Aim of the task: Reproduce all of the material word for word.

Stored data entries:
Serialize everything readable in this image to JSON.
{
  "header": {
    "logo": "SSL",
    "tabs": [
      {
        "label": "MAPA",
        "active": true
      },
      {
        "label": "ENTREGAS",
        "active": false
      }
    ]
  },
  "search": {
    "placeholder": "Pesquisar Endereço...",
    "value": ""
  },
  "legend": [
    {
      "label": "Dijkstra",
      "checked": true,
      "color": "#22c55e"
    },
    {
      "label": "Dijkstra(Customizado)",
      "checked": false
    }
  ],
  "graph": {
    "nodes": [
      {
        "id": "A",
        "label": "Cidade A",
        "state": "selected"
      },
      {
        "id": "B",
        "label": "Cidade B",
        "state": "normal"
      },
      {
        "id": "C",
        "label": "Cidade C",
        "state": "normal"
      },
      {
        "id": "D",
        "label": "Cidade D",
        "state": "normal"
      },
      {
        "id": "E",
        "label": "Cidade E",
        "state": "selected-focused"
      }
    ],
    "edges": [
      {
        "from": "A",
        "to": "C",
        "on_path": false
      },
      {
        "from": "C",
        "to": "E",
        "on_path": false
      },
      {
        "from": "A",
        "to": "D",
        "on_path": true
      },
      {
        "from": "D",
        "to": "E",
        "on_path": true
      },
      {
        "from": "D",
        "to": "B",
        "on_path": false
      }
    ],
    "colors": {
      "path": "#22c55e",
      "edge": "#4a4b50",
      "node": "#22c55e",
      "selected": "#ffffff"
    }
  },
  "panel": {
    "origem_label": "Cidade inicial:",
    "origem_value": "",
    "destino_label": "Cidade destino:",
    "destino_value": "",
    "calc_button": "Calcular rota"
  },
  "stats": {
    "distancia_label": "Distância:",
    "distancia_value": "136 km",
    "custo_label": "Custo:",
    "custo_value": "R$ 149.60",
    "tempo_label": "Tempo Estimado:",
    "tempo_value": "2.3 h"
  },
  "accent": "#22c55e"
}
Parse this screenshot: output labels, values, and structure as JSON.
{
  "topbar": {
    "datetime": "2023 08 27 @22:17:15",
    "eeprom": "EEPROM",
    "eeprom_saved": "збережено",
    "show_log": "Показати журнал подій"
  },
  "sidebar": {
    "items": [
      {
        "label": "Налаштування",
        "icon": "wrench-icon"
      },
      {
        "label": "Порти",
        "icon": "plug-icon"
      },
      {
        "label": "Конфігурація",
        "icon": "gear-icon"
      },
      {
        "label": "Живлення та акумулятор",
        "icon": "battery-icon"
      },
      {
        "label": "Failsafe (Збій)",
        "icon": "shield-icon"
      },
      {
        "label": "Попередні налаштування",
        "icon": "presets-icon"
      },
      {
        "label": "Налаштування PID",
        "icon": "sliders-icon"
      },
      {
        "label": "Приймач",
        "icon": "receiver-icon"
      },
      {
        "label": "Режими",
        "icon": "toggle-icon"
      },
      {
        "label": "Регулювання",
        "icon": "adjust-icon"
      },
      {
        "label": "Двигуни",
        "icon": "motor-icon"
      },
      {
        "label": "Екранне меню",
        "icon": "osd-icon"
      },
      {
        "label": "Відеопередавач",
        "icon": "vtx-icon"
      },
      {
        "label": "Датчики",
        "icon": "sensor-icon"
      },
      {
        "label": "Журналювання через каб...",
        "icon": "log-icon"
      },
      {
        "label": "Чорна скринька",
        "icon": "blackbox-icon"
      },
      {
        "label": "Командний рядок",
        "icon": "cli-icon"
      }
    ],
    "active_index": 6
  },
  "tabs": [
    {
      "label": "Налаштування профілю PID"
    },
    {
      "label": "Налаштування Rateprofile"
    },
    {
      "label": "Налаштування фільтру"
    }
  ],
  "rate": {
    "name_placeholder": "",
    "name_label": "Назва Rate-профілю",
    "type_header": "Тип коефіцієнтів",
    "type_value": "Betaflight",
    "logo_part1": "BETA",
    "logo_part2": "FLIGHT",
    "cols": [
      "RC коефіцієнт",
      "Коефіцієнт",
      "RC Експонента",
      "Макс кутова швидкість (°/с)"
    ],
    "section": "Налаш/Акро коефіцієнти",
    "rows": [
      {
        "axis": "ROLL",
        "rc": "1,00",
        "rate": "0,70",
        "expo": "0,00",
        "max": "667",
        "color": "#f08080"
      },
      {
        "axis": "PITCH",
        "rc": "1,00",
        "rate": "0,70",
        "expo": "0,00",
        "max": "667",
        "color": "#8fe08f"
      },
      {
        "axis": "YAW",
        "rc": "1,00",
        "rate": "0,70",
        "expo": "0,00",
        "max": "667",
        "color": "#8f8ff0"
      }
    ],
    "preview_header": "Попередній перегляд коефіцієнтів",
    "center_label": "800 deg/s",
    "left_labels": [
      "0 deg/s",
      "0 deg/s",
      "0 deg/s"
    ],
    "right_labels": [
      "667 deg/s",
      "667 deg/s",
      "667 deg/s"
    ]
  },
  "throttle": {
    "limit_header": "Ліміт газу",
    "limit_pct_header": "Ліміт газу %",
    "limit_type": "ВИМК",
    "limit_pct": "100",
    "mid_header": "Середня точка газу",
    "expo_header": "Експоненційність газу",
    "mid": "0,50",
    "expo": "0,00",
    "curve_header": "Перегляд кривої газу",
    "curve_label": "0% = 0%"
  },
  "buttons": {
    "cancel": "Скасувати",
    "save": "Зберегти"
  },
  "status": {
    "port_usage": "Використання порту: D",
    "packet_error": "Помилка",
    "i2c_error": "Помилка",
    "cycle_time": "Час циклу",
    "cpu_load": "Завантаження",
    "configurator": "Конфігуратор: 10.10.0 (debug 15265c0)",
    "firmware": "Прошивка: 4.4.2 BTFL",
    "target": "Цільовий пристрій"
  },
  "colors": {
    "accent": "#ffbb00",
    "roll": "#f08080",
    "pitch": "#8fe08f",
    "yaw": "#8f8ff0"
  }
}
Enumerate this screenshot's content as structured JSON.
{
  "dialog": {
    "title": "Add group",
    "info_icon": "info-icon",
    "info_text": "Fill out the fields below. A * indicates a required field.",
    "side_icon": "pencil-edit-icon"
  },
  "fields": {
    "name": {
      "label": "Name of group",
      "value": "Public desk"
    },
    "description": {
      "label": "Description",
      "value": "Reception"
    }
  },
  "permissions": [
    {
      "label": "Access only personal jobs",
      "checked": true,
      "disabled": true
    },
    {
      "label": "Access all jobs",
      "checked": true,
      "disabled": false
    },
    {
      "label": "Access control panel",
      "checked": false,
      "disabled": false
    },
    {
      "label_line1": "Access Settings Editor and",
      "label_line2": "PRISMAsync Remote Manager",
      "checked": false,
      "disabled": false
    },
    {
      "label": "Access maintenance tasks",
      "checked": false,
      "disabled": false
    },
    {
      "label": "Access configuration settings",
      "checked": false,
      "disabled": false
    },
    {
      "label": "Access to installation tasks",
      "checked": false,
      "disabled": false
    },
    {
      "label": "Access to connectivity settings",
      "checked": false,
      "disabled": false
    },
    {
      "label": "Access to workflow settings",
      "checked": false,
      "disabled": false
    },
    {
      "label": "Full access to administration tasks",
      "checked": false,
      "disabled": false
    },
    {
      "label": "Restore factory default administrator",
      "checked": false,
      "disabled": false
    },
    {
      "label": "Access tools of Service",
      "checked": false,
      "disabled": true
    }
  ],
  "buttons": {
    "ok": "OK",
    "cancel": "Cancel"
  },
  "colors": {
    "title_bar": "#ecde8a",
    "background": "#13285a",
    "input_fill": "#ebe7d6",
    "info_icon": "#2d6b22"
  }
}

Reply to the exercise:
Serialize everything readable in this image to JSON.
{
  "header": {
    "logo": "SSL",
    "tabs": [
      {
        "label": "MAPA",
        "active": true
      },
      {
        "label": "ENTREGAS",
        "active": false
      }
    ]
  },
  "search": {
    "placeholder": "Pesquisar Endereço...",
    "value": ""
  },
  "legend": [
    {
      "label": "Dijkstra",
      "checked": true,
      "color": "#22c55e"
    },
    {
      "label": "Dijkstra(Customizado)",
      "checked": false
    }
  ],
  "graph": {
    "nodes": [
      {
        "id": "A",
        "label": "Cidade A",
        "state": "selected"
      },
      {
        "id": "B",
        "label": "Cidade B",
        "state": "normal"
      },
      {
        "id": "C",
        "label": "Cidade C",
        "state": "normal"
      },
      {
        "id": "D",
        "label": "Cidade D",
        "state": "normal"
      },
      {
        "id": "E",
        "label": "Cidade E",
        "state": "selected-focused"
      }
    ],
    "edges": [
      {
        "from": "A",
        "to": "C",
        "on_path": false
      },
      {
        "from": "C",
        "to": "E",
        "on_path": false
      },
      {
        "from": "A",
        "to": "D",
        "on_path": true
      },
      {
        "from": "D",
        "to": "E",
        "on_path": true
      },
      {
        "from": "D",
        "to": "B",
        "on_path": false
      }
    ],
    "colors": {
      "path": "#22c55e",
      "edge": "#4a4b50",
      "node": "#22c55e",
      "selected": "#ffffff"
    }
  },
  "panel": {
    "origem_label": "Cidade inicial:",
    "origem_value": "",
    "destino_label": "Cidade destino:",
    "destino_value": "",
    "calc_button": "Calcular rota"
  },
  "stats": {
    "distancia_label": "Distância:",
    "distancia_value": "136 km",
    "custo_label": "Custo:",
    "custo_value": "R$ 149.60",
    "tempo_label": "Tempo Estimado:",
    "tempo_value": "2.3 h"
  },
  "accent": "#22c55e"
}
Parse this screenshot: output labels, values, and structure as JSON.
{
  "topbar": {
    "datetime": "2023 08 27 @22:17:15",
    "eeprom": "EEPROM",
    "eeprom_saved": "збережено",
    "show_log": "Показати журнал подій"
  },
  "sidebar": {
    "items": [
      {
        "label": "Налаштування",
        "icon": "wrench-icon"
      },
      {
        "label": "Порти",
        "icon": "plug-icon"
      },
      {
        "label": "Конфігурація",
        "icon": "gear-icon"
      },
      {
        "label": "Живлення та акумулятор",
        "icon": "battery-icon"
      },
      {
        "label": "Failsafe (Збій)",
        "icon": "shield-icon"
      },
      {
        "label": "Попередні налаштування",
        "icon": "presets-icon"
      },
      {
        "label": "Налаштування PID",
        "icon": "sliders-icon"
      },
      {
        "label": "Приймач",
        "icon": "receiver-icon"
      },
      {
        "label": "Режими",
        "icon": "toggle-icon"
      },
      {
        "label": "Регулювання",
        "icon": "adjust-icon"
      },
      {
        "label": "Двигуни",
        "icon": "motor-icon"
      },
      {
        "label": "Екранне меню",
        "icon": "osd-icon"
      },
      {
        "label": "Відеопередавач",
        "icon": "vtx-icon"
      },
      {
        "label": "Датчики",
        "icon": "sensor-icon"
      },
      {
        "label": "Журналювання через каб...",
        "icon": "log-icon"
      },
      {
        "label": "Чорна скринька",
        "icon": "blackbox-icon"
      },
      {
        "label": "Командний рядок",
        "icon": "cli-icon"
      }
    ],
    "active_index": 6
  },
  "tabs": [
    {
      "label": "Налаштування профілю PID"
    },
    {
      "label": "Налаштування Rateprofile"
    },
    {
      "label": "Налаштування фільтру"
    }
  ],
  "rate": {
    "name_placeholder": "",
    "name_label": "Назва Rate-профілю",
    "type_header": "Тип коефіцієнтів",
    "type_value": "Betaflight",
    "logo_part1": "BETA",
    "logo_part2": "FLIGHT",
    "cols": [
      "RC коефіцієнт",
      "Коефіцієнт",
      "RC Експонента",
      "Макс кутова швидкість (°/с)"
    ],
    "section": "Налаш/Акро коефіцієнти",
    "rows": [
      {
        "axis": "ROLL",
        "rc": "1,00",
        "rate": "0,70",
        "expo": "0,00",
        "max": "667",
        "color": "#f08080"
      },
      {
        "axis": "PITCH",
        "rc": "1,00",
        "rate": "0,70",
        "expo": "0,00",
        "max": "667",
        "color": "#8fe08f"
      },
      {
        "axis": "YAW",
        "rc": "1,00",
        "rate": "0,70",
        "expo": "0,00",
        "max": "667",
        "color": "#8f8ff0"
      }
    ],
    "preview_header": "Попередній перегляд коефіцієнтів",
    "center_label": "800 deg/s",
    "left_labels": [
      "0 deg/s",
      "0 deg/s",
      "0 deg/s"
    ],
    "right_labels": [
      "667 deg/s",
      "667 deg/s",
      "667 deg/s"
    ]
  },
  "throttle": {
    "limit_header": "Ліміт газу",
    "limit_pct_header": "Ліміт газу %",
    "limit_type": "ВИМК",
    "limit_pct": "100",
    "mid_header": "Середня точка газу",
    "expo_header": "Експоненційність газу",
    "mid": "0,50",
    "expo": "0,00",
    "curve_header": "Перегляд кривої газу",
    "curve_label": "0% = 0%"
  },
  "buttons": {
    "cancel": "Скасувати",
    "save": "Зберегти"
  },
  "status": {
    "port_usage": "Використання порту: D",
    "packet_error": "Помилка",
    "i2c_error": "Помилка",
    "cycle_time": "Час циклу",
    "cpu_load": "Завантаження",
    "configurator": "Конфігуратор: 10.10.0 (debug 15265c0)",
    "firmware": "Прошивка: 4.4.2 BTFL",
    "target": "Цільовий пристрій"
  },
  "colors": {
    "accent": "#ffbb00",
    "roll": "#f08080",
    "pitch": "#8fe08f",
    "yaw": "#8f8ff0"
  }
}
Enumerate this screenshot's content as structured JSON.
{
  "dialog": {
    "title": "Add group",
    "info_icon": "info-icon",
    "info_text": "Fill out the fields below. A * indicates a required field.",
    "side_icon": "pencil-edit-icon"
  },
  "fields": {
    "name": {
      "label": "Name of group",
      "value": "Public desk"
    },
    "description": {
      "label": "Description",
      "value": "Reception"
    }
  },
  "permissions": [
    {
      "label": "Access only personal jobs",
      "checked": true,
      "disabled": true
    },
    {
      "label": "Access all jobs",
      "checked": true,
      "disabled": false
    },
    {
      "label": "Access control panel",
      "checked": false,
      "disabled": false
    },
    {
      "label_line1": "Access Settings Editor and",
      "label_line2": "PRISMAsync Remote Manager",
      "checked": false,
      "disabled": false
    },
    {
      "label": "Access maintenance tasks",
      "checked": false,
      "disabled": false
    },
    {
      "label": "Access configuration settings",
      "checked": false,
      "disabled": false
    },
    {
      "label": "Access to installation tasks",
      "checked": false,
      "disabled": false
    },
    {
      "label": "Access to connectivity settings",
      "checked": false,
      "disabled": false
    },
    {
      "label": "Access to workflow settings",
      "checked": false,
      "disabled": false
    },
    {
      "label": "Full access to administration tasks",
      "checked": false,
      "disabled": false
    },
    {
      "label": "Restore factory default administrator",
      "checked": false,
      "disabled": false
    },
    {
      "label": "Access tools of Service",
      "checked": false,
      "disabled": true
    }
  ],
  "buttons": {
    "ok": "OK",
    "cancel": "Cancel"
  },
  "colors": {
    "title_bar": "#ecde8a",
    "background": "#13285a",
    "input_fill": "#ebe7d6",
    "info_icon": "#2d6b22"
  }
}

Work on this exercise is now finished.